[PROBLEM DETAILS] From the listing below, extract each entry exactly as written, minus the images.
<<<<
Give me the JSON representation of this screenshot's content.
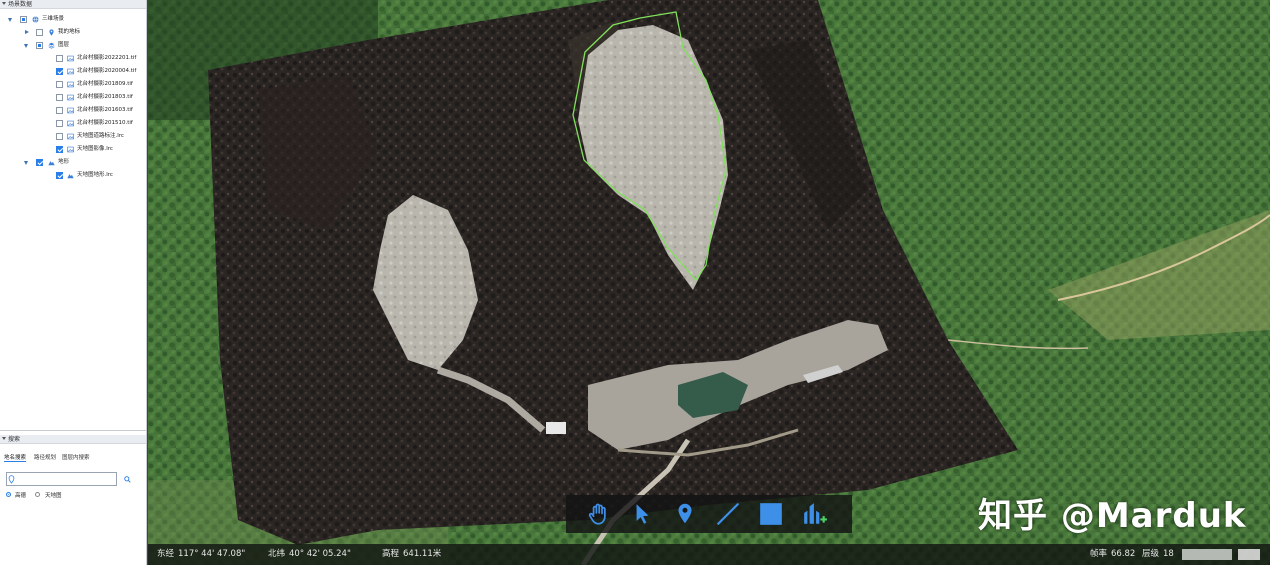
{
  "left_panel": {
    "header": "场景数据",
    "tree": [
      {
        "label": "三维场景",
        "icon": "globe-icon",
        "checked": "partial"
      },
      {
        "label": "我的地标",
        "icon": "pin-icon",
        "checked": "unchecked"
      },
      {
        "label": "图层",
        "icon": "layers-icon",
        "checked": "partial"
      },
      {
        "label": "北台村摄影2022201.tif",
        "icon": "image-icon",
        "checked": "unchecked"
      },
      {
        "label": "北台村摄影2020004.tif",
        "icon": "image-icon",
        "checked": "checked"
      },
      {
        "label": "北台村摄影201809.tif",
        "icon": "image-icon",
        "checked": "unchecked"
      },
      {
        "label": "北台村摄影201803.tif",
        "icon": "image-icon",
        "checked": "unchecked"
      },
      {
        "label": "北台村摄影201603.tif",
        "icon": "image-icon",
        "checked": "unchecked"
      },
      {
        "label": "北台村摄影201510.tif",
        "icon": "image-icon",
        "checked": "unchecked"
      },
      {
        "label": "天地图道路标注.lrc",
        "icon": "image-icon",
        "checked": "unchecked"
      },
      {
        "label": "天地图影像.lrc",
        "icon": "image-icon",
        "checked": "checked"
      },
      {
        "label": "地形",
        "icon": "terrain-icon",
        "checked": "checked"
      },
      {
        "label": "天地图地形.lrc",
        "icon": "terrain-icon",
        "checked": "checked"
      }
    ],
    "search": {
      "header": "搜索",
      "tabs": [
        "地名搜索",
        "路径规划",
        "图层内搜索"
      ],
      "input_value": "",
      "input_placeholder": "",
      "sources": [
        "高德",
        "天地图"
      ],
      "selected_source": "高德"
    }
  },
  "toolbar": {
    "tools": [
      "hand-icon",
      "select-arrow-icon",
      "placemark-icon",
      "line-icon",
      "polygon-icon",
      "terrain-analysis-icon"
    ]
  },
  "watermark": "知乎 @Marduk",
  "status_bar": {
    "longitude_label": "东经",
    "longitude": "117° 44' 47.08\"",
    "latitude_label": "北纬",
    "latitude": "40° 42' 05.24\"",
    "elevation_label": "高程",
    "elevation": "641.11米",
    "fps_label": "帧率",
    "fps": "66.82",
    "level_label": "层级",
    "level": "18"
  },
  "colors": {
    "accent": "#2a7ee8",
    "highlight_outline": "#7fe05a",
    "toolbar_icon": "#3d8fe8"
  }
}
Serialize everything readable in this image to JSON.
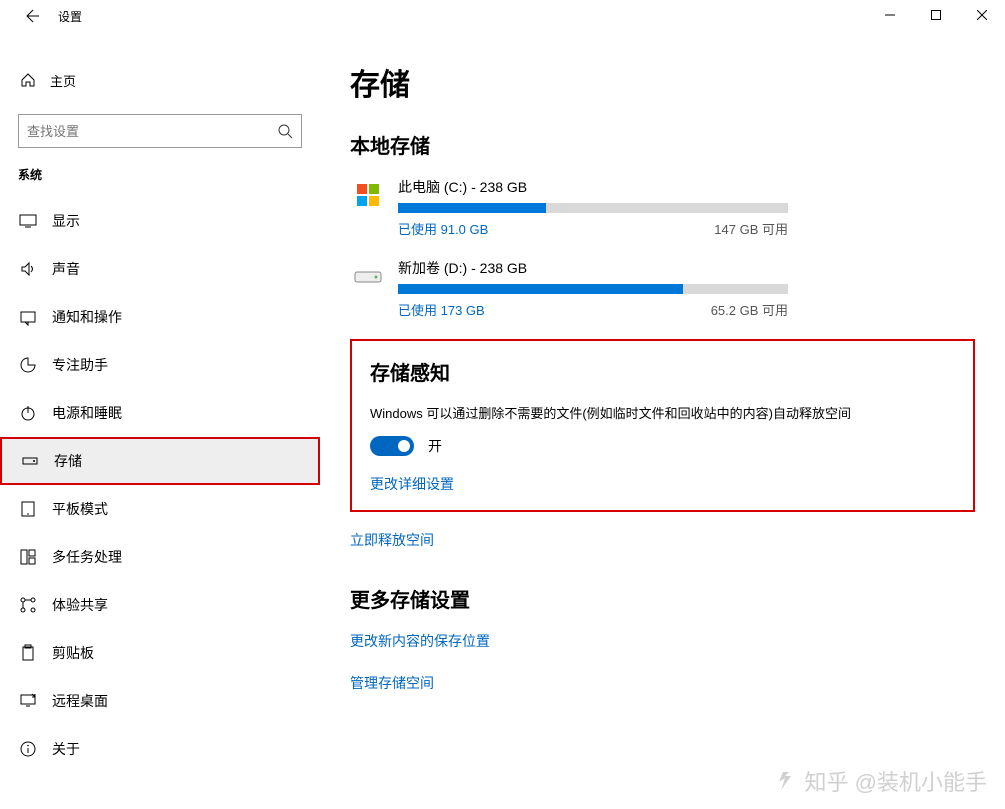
>>>>
[THE SOLUTION]
Give me the JSON representation of this screenshot's content.
{
  "left_panel": {
    "header": "场景数据",
    "tree": [
      {
        "label": "三维场景",
        "icon": "globe-icon",
        "checked": "partial"
      },
      {
        "label": "我的地标",
        "icon": "pin-icon",
        "checked": "unchecked"
      },
      {
        "label": "图层",
        "icon": "layers-icon",
        "checked": "partial"
      },
      {
        "label": "北台村摄影2022201.tif",
        "icon": "image-icon",
        "checked": "unchecked"
      },
      {
        "label": "北台村摄影2020004.tif",
        "icon": "image-icon",
        "checked": "checked"
      },
      {
        "label": "北台村摄影201809.tif",
        "icon": "image-icon",
        "checked": "unchecked"
      },
      {
        "label": "北台村摄影201803.tif",
        "icon": "image-icon",
        "checked": "unchecked"
      },
      {
        "label": "北台村摄影201603.tif",
        "icon": "image-icon",
        "checked": "unchecked"
      },
      {
        "label": "北台村摄影201510.tif",
        "icon": "image-icon",
        "checked": "unchecked"
      },
      {
        "label": "天地图道路标注.lrc",
        "icon": "image-icon",
        "checked": "unchecked"
      },
      {
        "label": "天地图影像.lrc",
        "icon": "image-icon",
        "checked": "checked"
      },
      {
        "label": "地形",
        "icon": "terrain-icon",
        "checked": "checked"
      },
      {
        "label": "天地图地形.lrc",
        "icon": "terrain-icon",
        "checked": "checked"
      }
    ],
    "search": {
      "header": "搜索",
      "tabs": [
        "地名搜索",
        "路径规划",
        "图层内搜索"
      ],
      "input_value": "",
      "input_placeholder": "",
      "sources": [
        "高德",
        "天地图"
      ],
      "selected_source": "高德"
    }
  },
  "toolbar": {
    "tools": [
      "hand-icon",
      "select-arrow-icon",
      "placemark-icon",
      "line-icon",
      "polygon-icon",
      "terrain-analysis-icon"
    ]
  },
  "watermark": "知乎 @Marduk",
  "status_bar": {
    "longitude_label": "东经",
    "longitude": "117° 44' 47.08\"",
    "latitude_label": "北纬",
    "latitude": "40° 42' 05.24\"",
    "elevation_label": "高程",
    "elevation": "641.11米",
    "fps_label": "帧率",
    "fps": "66.82",
    "level_label": "层级",
    "level": "18"
  },
  "colors": {
    "accent": "#2a7ee8",
    "highlight_outline": "#7fe05a",
    "toolbar_icon": "#3d8fe8"
  }
}
Serialize everything readable in this image to JSON.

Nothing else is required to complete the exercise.